--- Begin ---

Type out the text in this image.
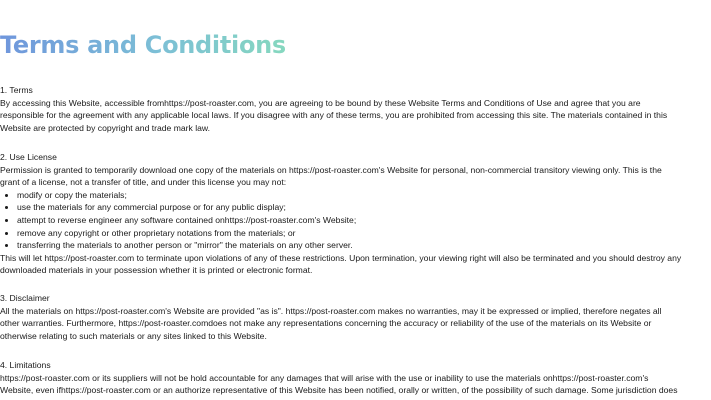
Terms and Conditions

1. Terms

By accessing this Website, accessible fromhttps://post-roaster.com, you are agreeing to be bound by these Website Terms and Conditions of Use and agree that you are

responsible for the agreement with any applicable local laws. If you disagree with any of these terms, you are prohibited from accessing this site. The materials contained in this

Website are protected by copyright and trade mark law.

2. Use License

Permission is granted to temporarily download one copy of the materials on https://post-roaster.com's Website for personal, non-commercial transitory viewing only. This is the

grant of a license, not a transfer of title, and under this license you may not:

• modify or copy the materials;
• use the materials for any commercial purpose or for any public display;
• attempt to reverse engineer any software contained onhttps://post-roaster.com's Website;
• remove any copyright or other proprietary notations from the materials; or
• transferring the materials to another person or "mirror" the materials on any other server.

This will let https://post-roaster.com to terminate upon violations of any of these restrictions. Upon termination, your viewing right will also be terminated and you should destroy any

downloaded materials in your possession whether it is printed or electronic format.

3. Disclaimer

All the materials on https://post-roaster.com's Website are provided "as is". https://post-roaster.com makes no warranties, may it be expressed or implied, therefore negates all

other warranties. Furthermore, https://post-roaster.comdoes not make any representations concerning the accuracy or reliability of the use of the materials on its Website or

otherwise relating to such materials or any sites linked to this Website.

4. Limitations

https://post-roaster.com or its suppliers will not be hold accountable for any damages that will arise with the use or inability to use the materials onhttps://post-roaster.com's

Website, even ifhttps://post-roaster.com or an authorize representative of this Website has been notified, orally or written, of the possibility of such damage. Some jurisdiction does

--- End ---

**What is expected**
Pick each line holding the word "that" out of the listing.

**Solution to this exercise**
By accessing this Website, accessible fromhttps://post-roaster.com, you are agreeing to be bound by these Website Terms and Conditions of Use and agree that you are
https://post-roaster.com or its suppliers will not be hold accountable for any damages that will arise with the use or inability to use the materials onhttps://post-roaster.com's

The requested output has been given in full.